» **Exercise goal**
Print verbatim every line starting at the one that contains "Type out the text in this image." and ending at the final line of the records; include both endpoints.

** start Input for this task **

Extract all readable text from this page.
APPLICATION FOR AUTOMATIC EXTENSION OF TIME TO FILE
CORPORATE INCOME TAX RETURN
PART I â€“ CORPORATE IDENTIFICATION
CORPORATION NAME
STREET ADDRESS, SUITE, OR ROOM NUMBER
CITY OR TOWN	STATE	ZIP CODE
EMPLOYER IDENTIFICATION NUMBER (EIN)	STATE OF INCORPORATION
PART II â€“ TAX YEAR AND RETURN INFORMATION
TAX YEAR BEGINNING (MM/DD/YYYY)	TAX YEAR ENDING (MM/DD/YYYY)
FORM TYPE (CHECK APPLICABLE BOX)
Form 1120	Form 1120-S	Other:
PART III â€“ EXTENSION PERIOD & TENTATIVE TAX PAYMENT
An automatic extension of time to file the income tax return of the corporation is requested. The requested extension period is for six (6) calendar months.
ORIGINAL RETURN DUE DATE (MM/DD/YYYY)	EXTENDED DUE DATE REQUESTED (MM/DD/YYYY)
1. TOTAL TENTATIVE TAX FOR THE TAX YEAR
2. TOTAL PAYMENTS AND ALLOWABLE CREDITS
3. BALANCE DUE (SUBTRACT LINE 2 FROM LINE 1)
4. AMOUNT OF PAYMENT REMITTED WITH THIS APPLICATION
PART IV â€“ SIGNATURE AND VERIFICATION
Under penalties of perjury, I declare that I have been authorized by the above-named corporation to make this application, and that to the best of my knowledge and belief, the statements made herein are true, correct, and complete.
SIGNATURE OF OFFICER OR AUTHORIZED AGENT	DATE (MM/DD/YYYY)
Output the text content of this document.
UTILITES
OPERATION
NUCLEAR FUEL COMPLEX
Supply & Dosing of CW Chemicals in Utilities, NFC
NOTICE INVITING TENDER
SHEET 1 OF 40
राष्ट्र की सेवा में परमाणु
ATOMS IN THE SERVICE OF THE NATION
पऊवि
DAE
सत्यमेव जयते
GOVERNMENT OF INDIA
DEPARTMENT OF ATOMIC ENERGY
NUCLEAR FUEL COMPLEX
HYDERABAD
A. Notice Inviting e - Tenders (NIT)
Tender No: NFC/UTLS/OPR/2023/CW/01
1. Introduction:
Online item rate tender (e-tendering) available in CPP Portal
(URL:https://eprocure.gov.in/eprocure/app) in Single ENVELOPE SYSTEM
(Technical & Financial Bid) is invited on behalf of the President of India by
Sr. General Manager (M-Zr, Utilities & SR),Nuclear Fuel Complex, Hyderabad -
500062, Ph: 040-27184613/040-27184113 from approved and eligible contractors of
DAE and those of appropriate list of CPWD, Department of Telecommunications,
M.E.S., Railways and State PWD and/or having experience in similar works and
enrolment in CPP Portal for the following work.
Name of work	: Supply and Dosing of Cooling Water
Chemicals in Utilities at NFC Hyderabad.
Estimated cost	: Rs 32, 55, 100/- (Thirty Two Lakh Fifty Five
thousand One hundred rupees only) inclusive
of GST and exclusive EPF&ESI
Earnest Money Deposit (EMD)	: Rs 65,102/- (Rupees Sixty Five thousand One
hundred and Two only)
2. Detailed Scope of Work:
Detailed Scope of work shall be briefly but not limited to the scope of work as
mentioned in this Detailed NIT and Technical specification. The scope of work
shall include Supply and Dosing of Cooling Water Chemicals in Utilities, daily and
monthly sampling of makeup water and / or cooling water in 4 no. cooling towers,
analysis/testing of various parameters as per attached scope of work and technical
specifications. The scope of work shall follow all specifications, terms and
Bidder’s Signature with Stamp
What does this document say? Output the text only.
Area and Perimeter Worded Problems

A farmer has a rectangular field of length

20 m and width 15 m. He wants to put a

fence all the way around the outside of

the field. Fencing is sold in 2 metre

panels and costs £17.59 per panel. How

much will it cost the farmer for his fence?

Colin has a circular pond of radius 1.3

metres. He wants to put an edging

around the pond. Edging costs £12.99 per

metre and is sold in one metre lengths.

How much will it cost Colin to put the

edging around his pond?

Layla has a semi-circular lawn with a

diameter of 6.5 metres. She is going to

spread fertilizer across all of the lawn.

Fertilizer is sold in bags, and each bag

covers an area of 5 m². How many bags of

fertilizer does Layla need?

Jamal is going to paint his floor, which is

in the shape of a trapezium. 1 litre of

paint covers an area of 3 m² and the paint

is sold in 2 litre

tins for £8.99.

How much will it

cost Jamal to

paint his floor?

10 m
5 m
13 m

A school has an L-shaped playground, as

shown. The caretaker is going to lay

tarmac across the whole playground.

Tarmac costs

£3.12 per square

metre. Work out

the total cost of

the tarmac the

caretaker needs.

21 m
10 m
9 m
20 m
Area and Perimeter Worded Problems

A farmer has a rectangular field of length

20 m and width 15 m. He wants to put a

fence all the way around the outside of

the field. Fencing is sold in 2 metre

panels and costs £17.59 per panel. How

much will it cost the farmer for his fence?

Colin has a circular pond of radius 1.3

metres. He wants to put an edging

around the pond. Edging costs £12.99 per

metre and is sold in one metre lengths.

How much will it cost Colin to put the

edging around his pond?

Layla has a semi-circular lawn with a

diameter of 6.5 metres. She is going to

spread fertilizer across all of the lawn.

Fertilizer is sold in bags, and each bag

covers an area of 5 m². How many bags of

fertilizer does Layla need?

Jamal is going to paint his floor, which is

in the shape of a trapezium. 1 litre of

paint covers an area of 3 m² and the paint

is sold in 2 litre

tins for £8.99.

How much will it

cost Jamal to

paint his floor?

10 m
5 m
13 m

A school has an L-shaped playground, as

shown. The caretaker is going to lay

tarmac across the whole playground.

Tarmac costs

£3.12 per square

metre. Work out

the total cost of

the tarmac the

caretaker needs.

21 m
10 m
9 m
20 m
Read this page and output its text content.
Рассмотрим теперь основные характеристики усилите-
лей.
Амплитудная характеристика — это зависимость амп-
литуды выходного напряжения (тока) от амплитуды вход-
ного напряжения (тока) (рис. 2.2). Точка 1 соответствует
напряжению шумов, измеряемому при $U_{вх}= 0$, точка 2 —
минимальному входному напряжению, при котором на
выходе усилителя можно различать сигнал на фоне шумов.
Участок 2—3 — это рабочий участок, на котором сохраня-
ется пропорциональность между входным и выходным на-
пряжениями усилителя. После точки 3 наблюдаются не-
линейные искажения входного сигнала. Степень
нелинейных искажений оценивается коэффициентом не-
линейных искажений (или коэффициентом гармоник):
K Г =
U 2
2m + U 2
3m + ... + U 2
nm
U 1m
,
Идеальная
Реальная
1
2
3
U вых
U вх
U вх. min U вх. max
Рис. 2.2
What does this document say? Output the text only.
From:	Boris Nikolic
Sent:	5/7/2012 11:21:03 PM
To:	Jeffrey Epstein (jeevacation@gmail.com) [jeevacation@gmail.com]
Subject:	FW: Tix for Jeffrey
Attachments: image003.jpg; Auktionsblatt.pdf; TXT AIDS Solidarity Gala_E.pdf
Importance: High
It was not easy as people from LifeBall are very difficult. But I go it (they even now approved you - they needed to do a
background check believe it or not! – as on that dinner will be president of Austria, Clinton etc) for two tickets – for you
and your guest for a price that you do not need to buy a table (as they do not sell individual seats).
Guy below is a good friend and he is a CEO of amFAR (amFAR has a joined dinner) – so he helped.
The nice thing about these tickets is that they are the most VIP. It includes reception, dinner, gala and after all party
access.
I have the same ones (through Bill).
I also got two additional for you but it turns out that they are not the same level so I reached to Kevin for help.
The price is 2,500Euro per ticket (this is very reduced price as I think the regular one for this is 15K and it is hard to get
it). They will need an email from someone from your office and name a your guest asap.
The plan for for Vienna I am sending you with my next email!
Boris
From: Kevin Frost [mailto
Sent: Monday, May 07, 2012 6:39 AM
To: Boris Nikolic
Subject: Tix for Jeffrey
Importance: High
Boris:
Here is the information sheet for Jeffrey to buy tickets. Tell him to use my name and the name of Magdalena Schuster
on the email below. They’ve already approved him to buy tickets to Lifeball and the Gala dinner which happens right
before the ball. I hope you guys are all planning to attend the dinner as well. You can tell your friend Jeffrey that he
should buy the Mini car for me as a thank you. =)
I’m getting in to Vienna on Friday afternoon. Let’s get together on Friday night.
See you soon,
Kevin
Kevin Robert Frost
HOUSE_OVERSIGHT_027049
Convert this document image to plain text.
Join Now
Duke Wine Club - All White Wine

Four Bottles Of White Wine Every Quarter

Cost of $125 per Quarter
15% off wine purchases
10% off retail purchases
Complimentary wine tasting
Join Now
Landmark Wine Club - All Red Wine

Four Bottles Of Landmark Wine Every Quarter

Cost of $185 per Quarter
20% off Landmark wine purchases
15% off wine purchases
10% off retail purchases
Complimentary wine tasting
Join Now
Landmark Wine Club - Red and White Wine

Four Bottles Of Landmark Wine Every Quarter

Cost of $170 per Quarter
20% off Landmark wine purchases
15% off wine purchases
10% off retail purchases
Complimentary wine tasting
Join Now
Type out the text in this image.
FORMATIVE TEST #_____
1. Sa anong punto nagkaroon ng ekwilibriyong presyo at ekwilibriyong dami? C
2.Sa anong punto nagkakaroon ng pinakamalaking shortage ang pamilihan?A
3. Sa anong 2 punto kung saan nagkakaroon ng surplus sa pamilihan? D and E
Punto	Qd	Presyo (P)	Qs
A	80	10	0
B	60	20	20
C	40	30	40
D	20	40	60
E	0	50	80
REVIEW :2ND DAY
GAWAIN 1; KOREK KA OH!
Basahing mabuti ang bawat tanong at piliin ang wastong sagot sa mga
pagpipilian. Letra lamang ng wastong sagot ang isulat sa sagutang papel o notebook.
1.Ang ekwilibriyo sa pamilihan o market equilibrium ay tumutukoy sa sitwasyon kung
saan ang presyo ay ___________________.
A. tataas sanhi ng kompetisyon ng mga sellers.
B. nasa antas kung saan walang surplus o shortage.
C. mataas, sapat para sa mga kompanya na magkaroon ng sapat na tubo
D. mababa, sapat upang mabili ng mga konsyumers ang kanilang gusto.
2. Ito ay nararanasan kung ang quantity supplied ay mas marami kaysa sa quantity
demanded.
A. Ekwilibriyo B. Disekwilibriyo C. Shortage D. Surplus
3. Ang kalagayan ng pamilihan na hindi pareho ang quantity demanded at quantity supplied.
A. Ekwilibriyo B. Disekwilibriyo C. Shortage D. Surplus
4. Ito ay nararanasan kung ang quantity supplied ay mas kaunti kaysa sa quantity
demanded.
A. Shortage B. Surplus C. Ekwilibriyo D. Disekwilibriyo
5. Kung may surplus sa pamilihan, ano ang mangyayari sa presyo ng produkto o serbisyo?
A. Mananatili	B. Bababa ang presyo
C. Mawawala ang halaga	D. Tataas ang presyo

** end Input for this task **

» **Task solution**
Type out the text in this image.
FORMATIVE TEST #_____
1. Sa anong punto nagkaroon ng ekwilibriyong presyo at ekwilibriyong dami? C
2.Sa anong punto nagkakaroon ng pinakamalaking shortage ang pamilihan?A
3. Sa anong 2 punto kung saan nagkakaroon ng surplus sa pamilihan? D and E
Punto	Qd	Presyo (P)	Qs
A	80	10	0
B	60	20	20
C	40	30	40
D	20	40	60
E	0	50	80
REVIEW :2ND DAY
GAWAIN 1; KOREK KA OH!
Basahing mabuti ang bawat tanong at piliin ang wastong sagot sa mga
pagpipilian. Letra lamang ng wastong sagot ang isulat sa sagutang papel o notebook.
1.Ang ekwilibriyo sa pamilihan o market equilibrium ay tumutukoy sa sitwasyon kung
saan ang presyo ay ___________________.
A. tataas sanhi ng kompetisyon ng mga sellers.
B. nasa antas kung saan walang surplus o shortage.
C. mataas, sapat para sa mga kompanya na magkaroon ng sapat na tubo
D. mababa, sapat upang mabili ng mga konsyumers ang kanilang gusto.
2. Ito ay nararanasan kung ang quantity supplied ay mas marami kaysa sa quantity
demanded.
A. Ekwilibriyo B. Disekwilibriyo C. Shortage D. Surplus
3. Ang kalagayan ng pamilihan na hindi pareho ang quantity demanded at quantity supplied.
A. Ekwilibriyo B. Disekwilibriyo C. Shortage D. Surplus
4. Ito ay nararanasan kung ang quantity supplied ay mas kaunti kaysa sa quantity
demanded.
A. Shortage B. Surplus C. Ekwilibriyo D. Disekwilibriyo
5. Kung may surplus sa pamilihan, ano ang mangyayari sa presyo ng produkto o serbisyo?
A. Mananatili	B. Bababa ang presyo
C. Mawawala ang halaga	D. Tataas ang presyo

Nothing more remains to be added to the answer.